**Texto da página:**
========================================================================
O Rock in Rio é onde o rock vai para morrer. Por Kiko Nogueira

Atualizado em 19 de setembro de 2015 às 17:43
Encalhou
Encalhou

 

O Procon está multando o Rock in Rio por causa do vazamento de esgoto num dos banheiros femininos. Foi ao lado de um lugar concorrido, um paredão com o nome de todas as estrelas do festival.

Apesar do fedor de urina e de outras essências não identificadas, as pessoas não estavam nem aí: tiravam lá sua fotinho e um abraço.

De certa forma, resume o evento. A música é o que menos importa (o que é aquela massa insossa servida pelo One Republic, com seu vocalista emulando um castratto, abusando do falsete e da falsa simpatia?).

O bacana é andar de tirolesa e encher a lata com mais 80 mil pagantes (320 reais a inteira, 272 para clientes Itaú), obedecendo quando um sujeito com microfone grita: “Pula!”

É o túmulo do rock, a história se repetindo como farsa. Todo vocalista se enrola na mesma bandeira do Brasil, pronuncia “obrigado” e “eu amo vocês” e dá uma corridinha num cercadinho, seguido por seguranças. É sempre o mesmo fulano, vindo da mesma fábrica.

Ninguém corre risco. O Rock in Rio é uma festa de firma de uma indústria milionária. A transmissão do Multishow acrescenta uma dose de loucura com seus apresentadores fazendo propaganda de celular nos intervalos.

Essa edição ainda carrega uma dose de nostalgia, já que se comemoram os 30 anos do primeiro dos shows que deram origem à série (você foi?). Um dos itens vendidos é a “lama” original.

Um grupo de brasileiros prestou uma homenagem àquele final de semana de 1985. O que sobrou da Blitz, o que sobrou dos Titãs e o que sobrou do Kid Abelha (um saxofonista) se uniram ao que sobrou do Barão Vermelho (Frejat). Até Ivan Lins apareceu. Dinho, do Capital Inicial, organizou a coisa.

No final, eles se juntaram para cantar um hino. “Satisfaction”? “Smoke on The Water”? “Let it Be”? “Maluco Beleza”? Não. Entoaram o tema do Rock in Rio, um jingle, liderados por Rogério Flausino, do Jota Quest. Nos olhinhos de cada um deles a esperança de voltar.
========================================================================
**Tarefas a realizar:**
1 – Responda com base no texto sobre o Rock in Rio:
(a) Qual órgão está multando o festival, e por qual motivo?
(b) Qual é o preço da inteira informado, e quanto pagam os clientes Itaú?
(c) Quem liderou o grupo de brasileiros no canto do tema do festival?
2 – Dê a continuação do texto sobre o Rock in Rio, começando logo após a última frase apresentada.
O material que vem a seguir tem outra origem.

**Dados fornecidos:**
========================================================================
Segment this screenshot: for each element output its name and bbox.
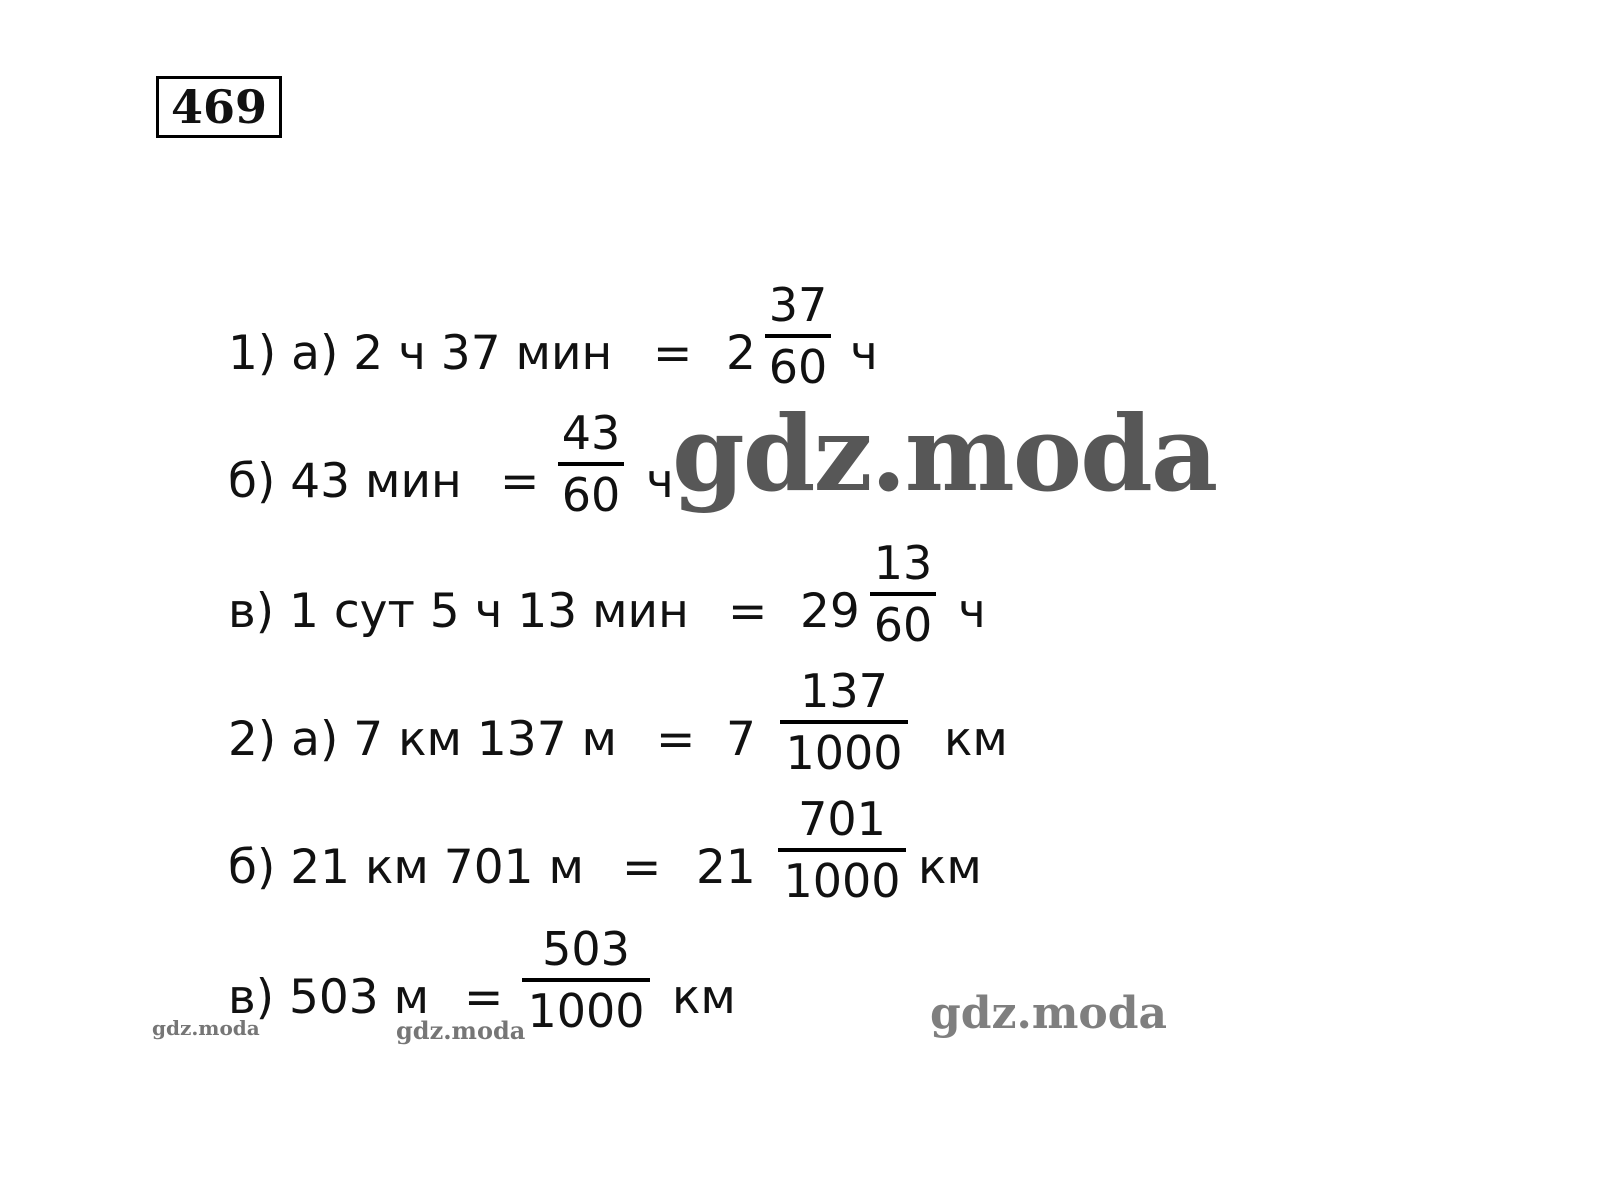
========================================================================
**Respostas por tarefa:**
1 –
(a) O Procon, por causa do vazamento de esgoto num dos banheiros femininos.
(b) A inteira custa 320 reais, e os clientes Itaú pagam 272.
(c) Rogério Flausino, do Jota Quest.

2 –
A banda de Cássia Eller se reuniu. Vários nomes foram chamados para interpretar hits da última grande cantora brasileira. O clímax, novamente, foi uma paródia: Zélia Duncan, Martnália e uma cover de Cássia ergueram as camisetas para exibir os seios, como a original fez em 2011.

O baile da saudade contou com o Queen, no qual sobrevivem o guitarrista Brian May e o baterista Roger Taylor. Adam Lambert, um rapaz bonito e de boa voz, fez o possível para imitar Freddie Mercury vestido como um dos integrantes do Village People. Lambert foi descoberto num American Idol. Portanto, estava à vontade naquele karaokê humano.

Se você desse um desconto de 100%, podia imaginar que Freddie estava ali, numa versão domesticada (em 1979, Freddie Mercury falou: “Foda-se. Eu estou fazendo tudo com todo o mundo”). Ao abrir os olhos, deparava com o menino Lambert.

Mas isso, no final das contas, não é o que faz diferença. Se você tivesse, digamos, Genival Lacerda um pouco mais magro ao lado de Brian (com seu poodle branco na cabeça), o efeito não seria muito diverso.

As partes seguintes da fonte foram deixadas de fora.